Print every entry exactly as written.
────
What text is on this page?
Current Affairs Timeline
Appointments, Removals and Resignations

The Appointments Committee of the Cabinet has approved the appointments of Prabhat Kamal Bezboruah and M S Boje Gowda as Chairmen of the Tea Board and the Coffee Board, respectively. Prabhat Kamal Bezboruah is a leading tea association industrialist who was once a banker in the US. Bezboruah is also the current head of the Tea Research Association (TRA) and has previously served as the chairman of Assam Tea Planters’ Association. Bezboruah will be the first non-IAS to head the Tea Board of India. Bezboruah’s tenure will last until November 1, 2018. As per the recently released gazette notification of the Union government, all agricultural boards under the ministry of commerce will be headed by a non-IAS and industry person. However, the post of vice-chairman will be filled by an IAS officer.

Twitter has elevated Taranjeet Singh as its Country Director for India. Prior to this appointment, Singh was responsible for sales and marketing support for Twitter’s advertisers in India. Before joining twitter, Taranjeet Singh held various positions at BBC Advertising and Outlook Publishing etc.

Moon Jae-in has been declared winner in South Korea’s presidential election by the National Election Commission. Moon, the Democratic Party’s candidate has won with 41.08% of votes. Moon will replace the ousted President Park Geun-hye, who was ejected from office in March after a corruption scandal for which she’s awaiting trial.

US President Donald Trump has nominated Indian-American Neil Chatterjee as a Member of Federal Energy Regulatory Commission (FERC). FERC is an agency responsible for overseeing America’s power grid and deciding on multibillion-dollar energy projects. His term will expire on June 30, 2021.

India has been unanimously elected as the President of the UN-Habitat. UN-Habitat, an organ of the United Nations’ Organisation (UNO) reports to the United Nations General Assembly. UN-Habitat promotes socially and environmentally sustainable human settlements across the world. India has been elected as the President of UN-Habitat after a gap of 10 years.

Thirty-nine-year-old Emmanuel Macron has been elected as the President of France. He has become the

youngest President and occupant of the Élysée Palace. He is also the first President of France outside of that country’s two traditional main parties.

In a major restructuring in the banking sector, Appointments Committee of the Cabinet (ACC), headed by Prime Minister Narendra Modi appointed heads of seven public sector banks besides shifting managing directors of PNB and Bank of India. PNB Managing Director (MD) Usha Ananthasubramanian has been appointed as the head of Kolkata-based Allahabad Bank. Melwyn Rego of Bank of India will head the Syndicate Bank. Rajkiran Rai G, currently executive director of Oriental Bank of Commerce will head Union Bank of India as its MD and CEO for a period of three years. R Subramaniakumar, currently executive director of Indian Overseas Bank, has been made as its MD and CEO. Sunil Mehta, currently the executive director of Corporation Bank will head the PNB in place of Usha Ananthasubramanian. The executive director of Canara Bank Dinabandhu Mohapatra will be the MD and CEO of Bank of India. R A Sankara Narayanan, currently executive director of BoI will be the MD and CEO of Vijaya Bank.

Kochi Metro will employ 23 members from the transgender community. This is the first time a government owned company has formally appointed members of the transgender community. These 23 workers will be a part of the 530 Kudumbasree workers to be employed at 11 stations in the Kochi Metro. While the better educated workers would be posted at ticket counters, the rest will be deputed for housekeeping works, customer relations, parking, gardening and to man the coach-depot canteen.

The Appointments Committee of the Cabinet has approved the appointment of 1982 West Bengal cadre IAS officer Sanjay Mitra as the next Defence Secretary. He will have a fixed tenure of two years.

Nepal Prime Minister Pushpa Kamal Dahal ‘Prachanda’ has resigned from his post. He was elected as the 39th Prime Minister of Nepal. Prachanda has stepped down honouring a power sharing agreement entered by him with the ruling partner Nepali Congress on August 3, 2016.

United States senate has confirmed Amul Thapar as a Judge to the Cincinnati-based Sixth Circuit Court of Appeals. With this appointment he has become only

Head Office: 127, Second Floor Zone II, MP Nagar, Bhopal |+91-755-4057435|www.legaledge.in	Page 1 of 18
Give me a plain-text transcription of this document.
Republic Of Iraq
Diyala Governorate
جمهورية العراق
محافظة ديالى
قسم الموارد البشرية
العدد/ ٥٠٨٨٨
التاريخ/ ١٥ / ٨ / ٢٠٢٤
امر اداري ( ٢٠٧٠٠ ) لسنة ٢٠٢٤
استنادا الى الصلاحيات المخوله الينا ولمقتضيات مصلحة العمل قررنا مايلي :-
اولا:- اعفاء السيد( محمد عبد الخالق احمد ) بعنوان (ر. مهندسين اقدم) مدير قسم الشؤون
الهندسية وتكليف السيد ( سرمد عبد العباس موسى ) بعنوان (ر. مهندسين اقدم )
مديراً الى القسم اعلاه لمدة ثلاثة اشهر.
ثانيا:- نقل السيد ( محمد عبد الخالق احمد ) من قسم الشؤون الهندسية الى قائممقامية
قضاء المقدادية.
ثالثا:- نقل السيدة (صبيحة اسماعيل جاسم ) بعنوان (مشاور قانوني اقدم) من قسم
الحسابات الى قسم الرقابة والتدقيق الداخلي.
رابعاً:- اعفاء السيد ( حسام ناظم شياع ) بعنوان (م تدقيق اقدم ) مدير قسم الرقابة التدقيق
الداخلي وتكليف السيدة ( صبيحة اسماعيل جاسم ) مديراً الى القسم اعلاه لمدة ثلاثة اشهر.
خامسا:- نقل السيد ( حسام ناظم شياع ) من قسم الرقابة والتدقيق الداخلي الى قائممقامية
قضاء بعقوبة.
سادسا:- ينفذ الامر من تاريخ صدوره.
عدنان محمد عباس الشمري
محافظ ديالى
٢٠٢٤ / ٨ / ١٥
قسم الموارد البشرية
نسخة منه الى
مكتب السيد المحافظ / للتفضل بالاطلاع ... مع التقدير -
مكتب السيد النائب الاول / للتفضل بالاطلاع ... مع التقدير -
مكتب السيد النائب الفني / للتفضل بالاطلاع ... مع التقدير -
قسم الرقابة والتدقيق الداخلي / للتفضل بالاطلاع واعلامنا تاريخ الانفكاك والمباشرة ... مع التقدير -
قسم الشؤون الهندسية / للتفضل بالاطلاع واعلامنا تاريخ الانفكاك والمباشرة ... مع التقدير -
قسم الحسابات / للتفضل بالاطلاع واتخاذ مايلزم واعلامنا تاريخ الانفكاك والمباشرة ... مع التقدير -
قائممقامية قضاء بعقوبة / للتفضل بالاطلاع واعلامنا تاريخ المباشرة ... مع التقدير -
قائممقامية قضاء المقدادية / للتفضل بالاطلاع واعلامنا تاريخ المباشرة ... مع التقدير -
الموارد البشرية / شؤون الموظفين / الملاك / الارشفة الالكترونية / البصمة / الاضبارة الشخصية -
────
# Full output
What text is on this page?
Current Affairs Timeline
Appointments, Removals and Resignations

The Appointments Committee of the Cabinet has approved the appointments of Prabhat Kamal Bezboruah and M S Boje Gowda as Chairmen of the Tea Board and the Coffee Board, respectively. Prabhat Kamal Bezboruah is a leading tea association industrialist who was once a banker in the US. Bezboruah is also the current head of the Tea Research Association (TRA) and has previously served as the chairman of Assam Tea Planters’ Association. Bezboruah will be the first non-IAS to head the Tea Board of India. Bezboruah’s tenure will last until November 1, 2018. As per the recently released gazette notification of the Union government, all agricultural boards under the ministry of commerce will be headed by a non-IAS and industry person. However, the post of vice-chairman will be filled by an IAS officer.

Twitter has elevated Taranjeet Singh as its Country Director for India. Prior to this appointment, Singh was responsible for sales and marketing support for Twitter’s advertisers in India. Before joining twitter, Taranjeet Singh held various positions at BBC Advertising and Outlook Publishing etc.

Moon Jae-in has been declared winner in South Korea’s presidential election by the National Election Commission. Moon, the Democratic Party’s candidate has won with 41.08% of votes. Moon will replace the ousted President Park Geun-hye, who was ejected from office in March after a corruption scandal for which she’s awaiting trial.

US President Donald Trump has nominated Indian-American Neil Chatterjee as a Member of Federal Energy Regulatory Commission (FERC). FERC is an agency responsible for overseeing America’s power grid and deciding on multibillion-dollar energy projects. His term will expire on June 30, 2021.

India has been unanimously elected as the President of the UN-Habitat. UN-Habitat, an organ of the United Nations’ Organisation (UNO) reports to the United Nations General Assembly. UN-Habitat promotes socially and environmentally sustainable human settlements across the world. India has been elected as the President of UN-Habitat after a gap of 10 years.

Thirty-nine-year-old Emmanuel Macron has been elected as the President of France. He has become the

youngest President and occupant of the Élysée Palace. He is also the first President of France outside of that country’s two traditional main parties.

In a major restructuring in the banking sector, Appointments Committee of the Cabinet (ACC), headed by Prime Minister Narendra Modi appointed heads of seven public sector banks besides shifting managing directors of PNB and Bank of India. PNB Managing Director (MD) Usha Ananthasubramanian has been appointed as the head of Kolkata-based Allahabad Bank. Melwyn Rego of Bank of India will head the Syndicate Bank. Rajkiran Rai G, currently executive director of Oriental Bank of Commerce will head Union Bank of India as its MD and CEO for a period of three years. R Subramaniakumar, currently executive director of Indian Overseas Bank, has been made as its MD and CEO. Sunil Mehta, currently the executive director of Corporation Bank will head the PNB in place of Usha Ananthasubramanian. The executive director of Canara Bank Dinabandhu Mohapatra will be the MD and CEO of Bank of India. R A Sankara Narayanan, currently executive director of BoI will be the MD and CEO of Vijaya Bank.

Kochi Metro will employ 23 members from the transgender community. This is the first time a government owned company has formally appointed members of the transgender community. These 23 workers will be a part of the 530 Kudumbasree workers to be employed at 11 stations in the Kochi Metro. While the better educated workers would be posted at ticket counters, the rest will be deputed for housekeeping works, customer relations, parking, gardening and to man the coach-depot canteen.

The Appointments Committee of the Cabinet has approved the appointment of 1982 West Bengal cadre IAS officer Sanjay Mitra as the next Defence Secretary. He will have a fixed tenure of two years.

Nepal Prime Minister Pushpa Kamal Dahal ‘Prachanda’ has resigned from his post. He was elected as the 39th Prime Minister of Nepal. Prachanda has stepped down honouring a power sharing agreement entered by him with the ruling partner Nepali Congress on August 3, 2016.

United States senate has confirmed Amul Thapar as a Judge to the Cincinnati-based Sixth Circuit Court of Appeals. With this appointment he has become only

Head Office: 127, Second Floor Zone II, MP Nagar, Bhopal |+91-755-4057435|www.legaledge.in	Page 1 of 18
Give me a plain-text transcription of this document.
Republic Of Iraq
Diyala Governorate
جمهورية العراق
محافظة ديالى
قسم الموارد البشرية
العدد/ ٥٠٨٨٨
التاريخ/ ١٥ / ٨ / ٢٠٢٤
امر اداري ( ٢٠٧٠٠ ) لسنة ٢٠٢٤
استنادا الى الصلاحيات المخوله الينا ولمقتضيات مصلحة العمل قررنا مايلي :-
اولا:- اعفاء السيد( محمد عبد الخالق احمد ) بعنوان (ر. مهندسين اقدم) مدير قسم الشؤون
الهندسية وتكليف السيد ( سرمد عبد العباس موسى ) بعنوان (ر. مهندسين اقدم )
مديراً الى القسم اعلاه لمدة ثلاثة اشهر.
ثانيا:- نقل السيد ( محمد عبد الخالق احمد ) من قسم الشؤون الهندسية الى قائممقامية
قضاء المقدادية.
ثالثا:- نقل السيدة (صبيحة اسماعيل جاسم ) بعنوان (مشاور قانوني اقدم) من قسم
الحسابات الى قسم الرقابة والتدقيق الداخلي.
رابعاً:- اعفاء السيد ( حسام ناظم شياع ) بعنوان (م تدقيق اقدم ) مدير قسم الرقابة التدقيق
الداخلي وتكليف السيدة ( صبيحة اسماعيل جاسم ) مديراً الى القسم اعلاه لمدة ثلاثة اشهر.
خامسا:- نقل السيد ( حسام ناظم شياع ) من قسم الرقابة والتدقيق الداخلي الى قائممقامية
قضاء بعقوبة.
سادسا:- ينفذ الامر من تاريخ صدوره.
عدنان محمد عباس الشمري
محافظ ديالى
٢٠٢٤ / ٨ / ١٥
قسم الموارد البشرية
نسخة منه الى
مكتب السيد المحافظ / للتفضل بالاطلاع ... مع التقدير -
مكتب السيد النائب الاول / للتفضل بالاطلاع ... مع التقدير -
مكتب السيد النائب الفني / للتفضل بالاطلاع ... مع التقدير -
قسم الرقابة والتدقيق الداخلي / للتفضل بالاطلاع واعلامنا تاريخ الانفكاك والمباشرة ... مع التقدير -
قسم الشؤون الهندسية / للتفضل بالاطلاع واعلامنا تاريخ الانفكاك والمباشرة ... مع التقدير -
قسم الحسابات / للتفضل بالاطلاع واتخاذ مايلزم واعلامنا تاريخ الانفكاك والمباشرة ... مع التقدير -
قائممقامية قضاء بعقوبة / للتفضل بالاطلاع واعلامنا تاريخ المباشرة ... مع التقدير -
قائممقامية قضاء المقدادية / للتفضل بالاطلاع واعلامنا تاريخ المباشرة ... مع التقدير -
الموارد البشرية / شؤون الموظفين / الملاك / الارشفة الالكترونية / البصمة / الاضبارة الشخصية -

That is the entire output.